Data shown:
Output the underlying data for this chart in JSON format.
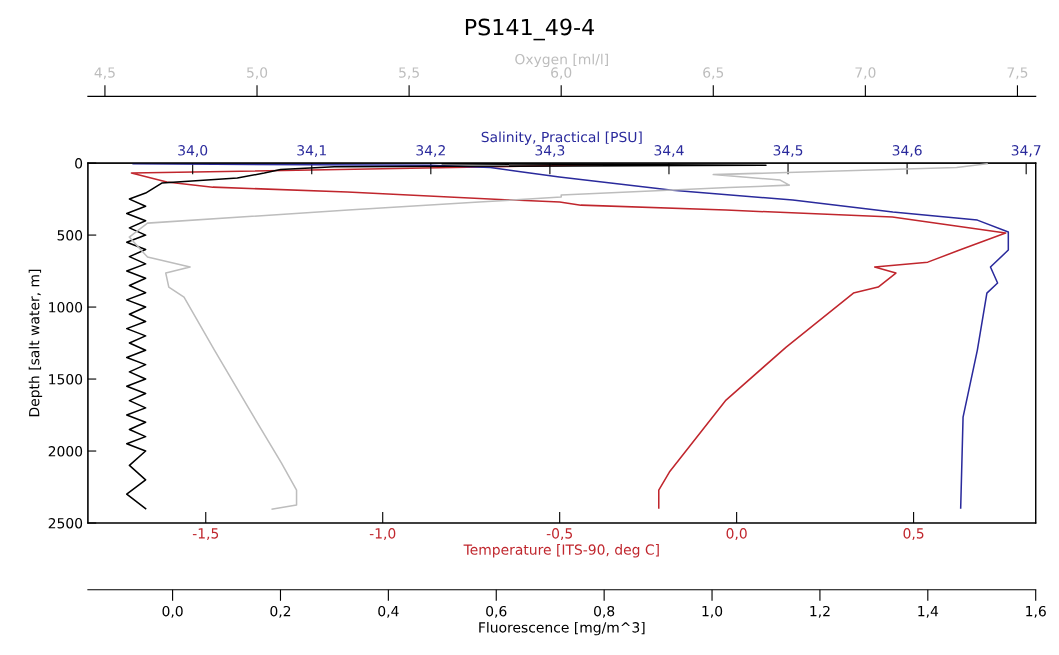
{
  "chart_data": [
    {
      "type": "line",
      "title": "PS141_49-4",
      "ylabel": "Depth [salt water, m]",
      "ylim": [
        2500,
        0
      ],
      "yticks": [
        0,
        500,
        1000,
        1500,
        2000,
        2500
      ],
      "xlabel": "Temperature [ITS-90, deg C]",
      "xlim": [
        -1.833,
        0.845
      ],
      "xticks": [
        {
          "value": -1.5,
          "label": "-1,5"
        },
        {
          "value": -1.0,
          "label": "-1,0"
        },
        {
          "value": -0.5,
          "label": "-0,5"
        },
        {
          "value": 0.0,
          "label": "0,0"
        },
        {
          "value": 0.5,
          "label": "0,5"
        }
      ],
      "x2label": "Salinity, Practical [PSU]",
      "x2lim": [
        33.912,
        34.708
      ],
      "x2ticks": [
        {
          "value": 34.0,
          "label": "34,0"
        },
        {
          "value": 34.1,
          "label": "34,1"
        },
        {
          "value": 34.2,
          "label": "34,2"
        },
        {
          "value": 34.3,
          "label": "34,3"
        },
        {
          "value": 34.4,
          "label": "34,4"
        },
        {
          "value": 34.5,
          "label": "34,5"
        },
        {
          "value": 34.6,
          "label": "34,6"
        },
        {
          "value": 34.7,
          "label": "34,7"
        }
      ],
      "series": [
        {
          "color": "#c0262d",
          "x": [
            -0.35,
            -1.0,
            -1.71,
            -1.61,
            -1.48,
            -1.1,
            -0.63,
            -0.5,
            -0.44,
            -0.03,
            0.44,
            0.76,
            0.63,
            0.54,
            0.39,
            0.45,
            0.4,
            0.33,
            0.14,
            -0.03,
            -0.19,
            -0.22,
            -0.22
          ],
          "values": [
            10,
            40,
            69,
            132,
            167,
            201,
            257,
            271,
            292,
            326,
            375,
            486,
            604,
            688,
            722,
            764,
            861,
            903,
            1278,
            1646,
            2146,
            2271,
            2396
          ]
        },
        {
          "axis": "x2",
          "color": "#2a2a9c",
          "x": [
            33.95,
            34.2,
            34.25,
            34.277,
            34.308,
            34.403,
            34.504,
            34.588,
            34.659,
            34.685,
            34.685,
            34.67,
            34.676,
            34.667,
            34.659,
            34.647,
            34.645
          ],
          "values": [
            5,
            15,
            30,
            62,
            97,
            188,
            257,
            340,
            396,
            479,
            604,
            722,
            833,
            903,
            1299,
            1764,
            2396
          ]
        }
      ]
    },
    {
      "type": "line",
      "tick_labels": "x",
      "ylim": [
        2500,
        0
      ],
      "xlabel": "Fluorescence [mg/m^3]",
      "xlim": [
        -0.157,
        1.6
      ],
      "xticks": [
        {
          "value": 0.0,
          "label": "0,0"
        },
        {
          "value": 0.2,
          "label": "0,2"
        },
        {
          "value": 0.4,
          "label": "0,4"
        },
        {
          "value": 0.6,
          "label": "0,6"
        },
        {
          "value": 0.8,
          "label": "0,8"
        },
        {
          "value": 1.0,
          "label": "1,0"
        },
        {
          "value": 1.2,
          "label": "1,2"
        },
        {
          "value": 1.4,
          "label": "1,4"
        },
        {
          "value": 1.6,
          "label": "1,6"
        }
      ],
      "x2label": "Oxygen [ml/l]",
      "x2lim": [
        4.444,
        7.56
      ],
      "x2ticks": [
        {
          "value": 4.5,
          "label": "4,5"
        },
        {
          "value": 5.0,
          "label": "5,0"
        },
        {
          "value": 5.5,
          "label": "5,5"
        },
        {
          "value": 6.0,
          "label": "6,0"
        },
        {
          "value": 6.5,
          "label": "6,5"
        },
        {
          "value": 7.0,
          "label": "7,0"
        },
        {
          "value": 7.5,
          "label": "7,5"
        }
      ],
      "series": [
        {
          "axis": "x2",
          "color": "#bdbdbd",
          "x": [
            7.4,
            7.3,
            6.5,
            6.72,
            6.75,
            6.55,
            6.0,
            6.0,
            5.73,
            5.3,
            4.64,
            4.58,
            4.64,
            4.78,
            4.7,
            4.71,
            4.76,
            4.86,
            4.97,
            5.08,
            5.13,
            5.13,
            5.05
          ],
          "values": [
            5,
            30,
            80,
            118,
            153,
            170,
            222,
            236,
            271,
            326,
            417,
            514,
            653,
            722,
            764,
            861,
            931,
            1299,
            1694,
            2083,
            2271,
            2375,
            2403
          ]
        },
        {
          "color": "#000000",
          "x": [
            0.5,
            1.1,
            0.3,
            0.2,
            0.17,
            0.12,
            -0.02,
            -0.05,
            -0.08,
            -0.05,
            -0.085,
            -0.05,
            -0.08,
            -0.05,
            -0.085,
            -0.05,
            -0.08,
            -0.05,
            -0.085,
            -0.05,
            -0.08,
            -0.05,
            -0.085,
            -0.05,
            -0.08,
            -0.05,
            -0.085,
            -0.05,
            -0.08,
            -0.05,
            -0.085,
            -0.05,
            -0.08,
            -0.05,
            -0.085,
            -0.05,
            -0.08,
            -0.05,
            -0.085,
            -0.05,
            -0.08,
            -0.05,
            -0.085,
            -0.05,
            -0.08,
            -0.05,
            -0.085,
            -0.05
          ],
          "values": [
            5,
            15,
            25,
            45,
            69,
            104,
            139,
            208,
            250,
            300,
            350,
            400,
            450,
            500,
            550,
            600,
            650,
            700,
            750,
            800,
            850,
            900,
            950,
            1000,
            1050,
            1100,
            1150,
            1200,
            1250,
            1300,
            1350,
            1400,
            1450,
            1500,
            1550,
            1600,
            1650,
            1700,
            1750,
            1800,
            1850,
            1900,
            1950,
            2000,
            2100,
            2200,
            2300,
            2400
          ]
        }
      ]
    }
  ]
}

Exercise aim: Copy every line above word for word and exclude the pictures.

Exercise result:
Output the underlying data for this chart in JSON format.
{
  "chart_data": [
    {
      "type": "line",
      "title": "PS141_49-4",
      "ylabel": "Depth [salt water, m]",
      "ylim": [
        2500,
        0
      ],
      "yticks": [
        0,
        500,
        1000,
        1500,
        2000,
        2500
      ],
      "xlabel": "Temperature [ITS-90, deg C]",
      "xlim": [
        -1.833,
        0.845
      ],
      "xticks": [
        {
          "value": -1.5,
          "label": "-1,5"
        },
        {
          "value": -1.0,
          "label": "-1,0"
        },
        {
          "value": -0.5,
          "label": "-0,5"
        },
        {
          "value": 0.0,
          "label": "0,0"
        },
        {
          "value": 0.5,
          "label": "0,5"
        }
      ],
      "x2label": "Salinity, Practical [PSU]",
      "x2lim": [
        33.912,
        34.708
      ],
      "x2ticks": [
        {
          "value": 34.0,
          "label": "34,0"
        },
        {
          "value": 34.1,
          "label": "34,1"
        },
        {
          "value": 34.2,
          "label": "34,2"
        },
        {
          "value": 34.3,
          "label": "34,3"
        },
        {
          "value": 34.4,
          "label": "34,4"
        },
        {
          "value": 34.5,
          "label": "34,5"
        },
        {
          "value": 34.6,
          "label": "34,6"
        },
        {
          "value": 34.7,
          "label": "34,7"
        }
      ],
      "series": [
        {
          "color": "#c0262d",
          "x": [
            -0.35,
            -1.0,
            -1.71,
            -1.61,
            -1.48,
            -1.1,
            -0.63,
            -0.5,
            -0.44,
            -0.03,
            0.44,
            0.76,
            0.63,
            0.54,
            0.39,
            0.45,
            0.4,
            0.33,
            0.14,
            -0.03,
            -0.19,
            -0.22,
            -0.22
          ],
          "values": [
            10,
            40,
            69,
            132,
            167,
            201,
            257,
            271,
            292,
            326,
            375,
            486,
            604,
            688,
            722,
            764,
            861,
            903,
            1278,
            1646,
            2146,
            2271,
            2396
          ]
        },
        {
          "axis": "x2",
          "color": "#2a2a9c",
          "x": [
            33.95,
            34.2,
            34.25,
            34.277,
            34.308,
            34.403,
            34.504,
            34.588,
            34.659,
            34.685,
            34.685,
            34.67,
            34.676,
            34.667,
            34.659,
            34.647,
            34.645
          ],
          "values": [
            5,
            15,
            30,
            62,
            97,
            188,
            257,
            340,
            396,
            479,
            604,
            722,
            833,
            903,
            1299,
            1764,
            2396
          ]
        }
      ]
    },
    {
      "type": "line",
      "tick_labels": "x",
      "ylim": [
        2500,
        0
      ],
      "xlabel": "Fluorescence [mg/m^3]",
      "xlim": [
        -0.157,
        1.6
      ],
      "xticks": [
        {
          "value": 0.0,
          "label": "0,0"
        },
        {
          "value": 0.2,
          "label": "0,2"
        },
        {
          "value": 0.4,
          "label": "0,4"
        },
        {
          "value": 0.6,
          "label": "0,6"
        },
        {
          "value": 0.8,
          "label": "0,8"
        },
        {
          "value": 1.0,
          "label": "1,0"
        },
        {
          "value": 1.2,
          "label": "1,2"
        },
        {
          "value": 1.4,
          "label": "1,4"
        },
        {
          "value": 1.6,
          "label": "1,6"
        }
      ],
      "x2label": "Oxygen [ml/l]",
      "x2lim": [
        4.444,
        7.56
      ],
      "x2ticks": [
        {
          "value": 4.5,
          "label": "4,5"
        },
        {
          "value": 5.0,
          "label": "5,0"
        },
        {
          "value": 5.5,
          "label": "5,5"
        },
        {
          "value": 6.0,
          "label": "6,0"
        },
        {
          "value": 6.5,
          "label": "6,5"
        },
        {
          "value": 7.0,
          "label": "7,0"
        },
        {
          "value": 7.5,
          "label": "7,5"
        }
      ],
      "series": [
        {
          "axis": "x2",
          "color": "#bdbdbd",
          "x": [
            7.4,
            7.3,
            6.5,
            6.72,
            6.75,
            6.55,
            6.0,
            6.0,
            5.73,
            5.3,
            4.64,
            4.58,
            4.64,
            4.78,
            4.7,
            4.71,
            4.76,
            4.86,
            4.97,
            5.08,
            5.13,
            5.13,
            5.05
          ],
          "values": [
            5,
            30,
            80,
            118,
            153,
            170,
            222,
            236,
            271,
            326,
            417,
            514,
            653,
            722,
            764,
            861,
            931,
            1299,
            1694,
            2083,
            2271,
            2375,
            2403
          ]
        },
        {
          "color": "#000000",
          "x": [
            0.5,
            1.1,
            0.3,
            0.2,
            0.17,
            0.12,
            -0.02,
            -0.05,
            -0.08,
            -0.05,
            -0.085,
            -0.05,
            -0.08,
            -0.05,
            -0.085,
            -0.05,
            -0.08,
            -0.05,
            -0.085,
            -0.05,
            -0.08,
            -0.05,
            -0.085,
            -0.05,
            -0.08,
            -0.05,
            -0.085,
            -0.05,
            -0.08,
            -0.05,
            -0.085,
            -0.05,
            -0.08,
            -0.05,
            -0.085,
            -0.05,
            -0.08,
            -0.05,
            -0.085,
            -0.05,
            -0.08,
            -0.05,
            -0.085,
            -0.05,
            -0.08,
            -0.05,
            -0.085,
            -0.05
          ],
          "values": [
            5,
            15,
            25,
            45,
            69,
            104,
            139,
            208,
            250,
            300,
            350,
            400,
            450,
            500,
            550,
            600,
            650,
            700,
            750,
            800,
            850,
            900,
            950,
            1000,
            1050,
            1100,
            1150,
            1200,
            1250,
            1300,
            1350,
            1400,
            1450,
            1500,
            1550,
            1600,
            1650,
            1700,
            1750,
            1800,
            1850,
            1900,
            1950,
            2000,
            2100,
            2200,
            2300,
            2400
          ]
        }
      ]
    }
  ]
}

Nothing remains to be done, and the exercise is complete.